* **Record list**:

--- Begin ---

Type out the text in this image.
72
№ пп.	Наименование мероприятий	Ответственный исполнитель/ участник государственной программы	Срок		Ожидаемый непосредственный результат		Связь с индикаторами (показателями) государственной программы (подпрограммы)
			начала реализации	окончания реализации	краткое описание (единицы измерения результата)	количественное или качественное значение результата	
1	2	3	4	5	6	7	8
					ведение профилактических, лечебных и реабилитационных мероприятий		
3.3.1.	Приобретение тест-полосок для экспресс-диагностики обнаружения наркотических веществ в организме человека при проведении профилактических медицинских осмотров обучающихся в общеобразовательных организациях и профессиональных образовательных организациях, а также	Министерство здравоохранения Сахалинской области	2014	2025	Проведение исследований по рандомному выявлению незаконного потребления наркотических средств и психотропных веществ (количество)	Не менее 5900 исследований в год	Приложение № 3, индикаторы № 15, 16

--- End ---
--- Begin ---

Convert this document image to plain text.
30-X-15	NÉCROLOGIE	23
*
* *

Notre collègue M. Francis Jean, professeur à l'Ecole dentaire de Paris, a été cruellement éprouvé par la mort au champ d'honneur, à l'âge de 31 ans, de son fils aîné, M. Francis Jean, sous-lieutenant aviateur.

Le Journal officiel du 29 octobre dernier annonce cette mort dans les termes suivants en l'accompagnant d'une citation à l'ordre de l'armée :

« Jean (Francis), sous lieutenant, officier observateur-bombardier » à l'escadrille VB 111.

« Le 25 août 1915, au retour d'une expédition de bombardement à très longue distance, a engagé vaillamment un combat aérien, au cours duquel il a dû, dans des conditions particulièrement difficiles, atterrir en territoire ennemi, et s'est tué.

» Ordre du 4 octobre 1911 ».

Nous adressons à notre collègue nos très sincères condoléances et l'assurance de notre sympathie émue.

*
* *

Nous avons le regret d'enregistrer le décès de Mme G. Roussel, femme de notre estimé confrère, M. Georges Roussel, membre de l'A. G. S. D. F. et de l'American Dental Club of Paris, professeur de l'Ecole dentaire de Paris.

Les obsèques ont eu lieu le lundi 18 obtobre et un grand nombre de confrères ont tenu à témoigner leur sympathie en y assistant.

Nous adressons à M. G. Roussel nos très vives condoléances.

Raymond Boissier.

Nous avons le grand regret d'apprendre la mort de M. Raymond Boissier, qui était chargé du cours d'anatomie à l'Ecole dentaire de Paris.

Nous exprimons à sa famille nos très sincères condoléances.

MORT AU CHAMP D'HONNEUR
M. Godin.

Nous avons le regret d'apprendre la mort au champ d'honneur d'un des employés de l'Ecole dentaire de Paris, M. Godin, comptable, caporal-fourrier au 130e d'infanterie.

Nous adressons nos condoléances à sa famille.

--- End ---

* **Exercise prompt**:
Tally the lines in this data that hold the word "apprendre" and state only the count.

* **Solved exercise**:
2